Instruction A:
According to the quoted reply in the mailing list message, what is the s-o-b used to show?
Instruction B:
Quote the mailing list message word for word, starting at "In message <C6505381-97AC-4E05-9CCA-6089F69964D6" and ending at "in from anywhere?".

Text:
[U-Boot] [PATCH] TI: OMAP3: Overo Tobi ethernet support

Wolfgang Denk wd at denx.de
Tue Sep 22 23:28:47 CEST 2009


Dear Olof Johansson,

In message <C6505381-97AC-4E05-9CCA-6089F69964D6 at gmail.com> you wrote:
> 
> > Please feel free to do that, but I consider this just adding
> > line-noise, unless you _really_ express special approval.
> >
> > Which sense would it make if I added a s-o-b to each and every commit
> > I'm pulling in from anywhere?
> 
> You're not pulling it, you are applying it. And the s-o-b is used to  
> show the paper trail of who has touched it. So all you should need to  
> backtrack the source of the code change is the list of the s-o-bs.

What is the difference between a "git pull" from some remote repo
and the "git am" of a patch posted on the mailing list? In both cases
I do _not_ touch the patch, and the result looks the same, too.

Supplied material:
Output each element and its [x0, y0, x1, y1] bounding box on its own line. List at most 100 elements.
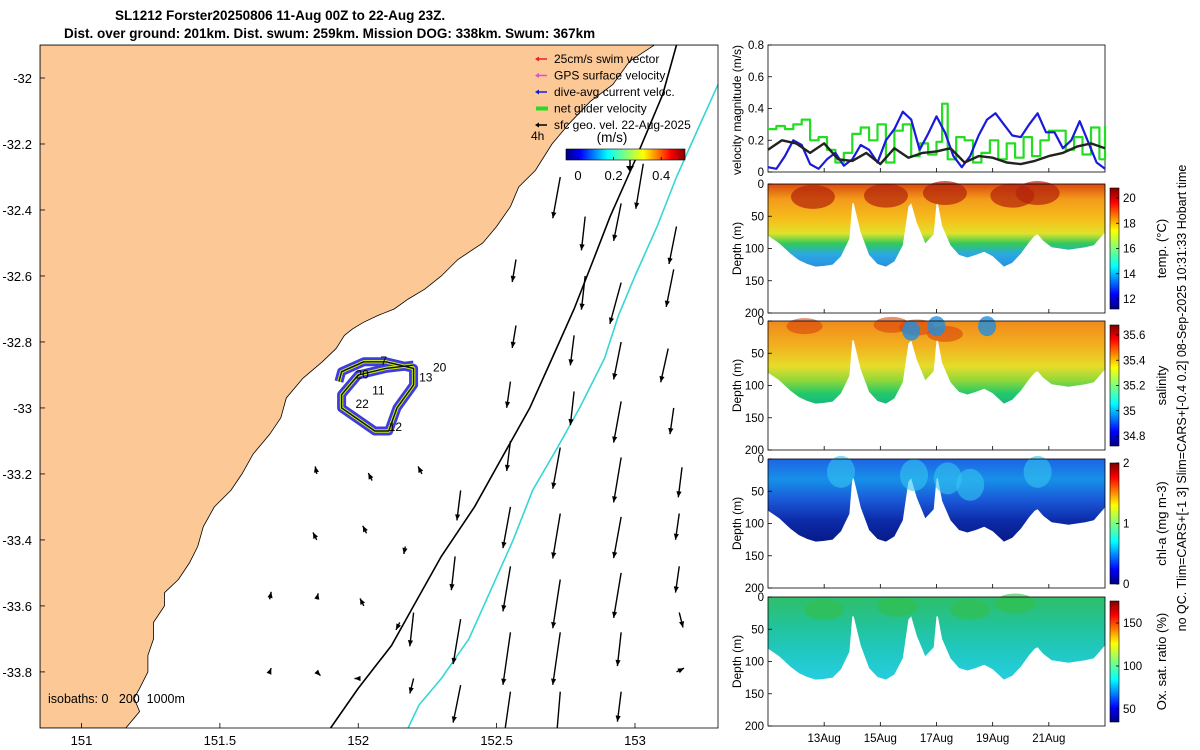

Written solution A:
The paper trail of who has touched it.

Written solution B:
In message <C6505381-97AC-4E05-9CCA-6089F69964D6 at gmail.com> you wrote:
> 
> > Please feel free to do that, but I consider this just adding
> > line-noise, unless you _really_ express special approval.
> >
> > Which sense would it make if I added a s-o-b to each and every commit
> > I'm pulling in from anywhere?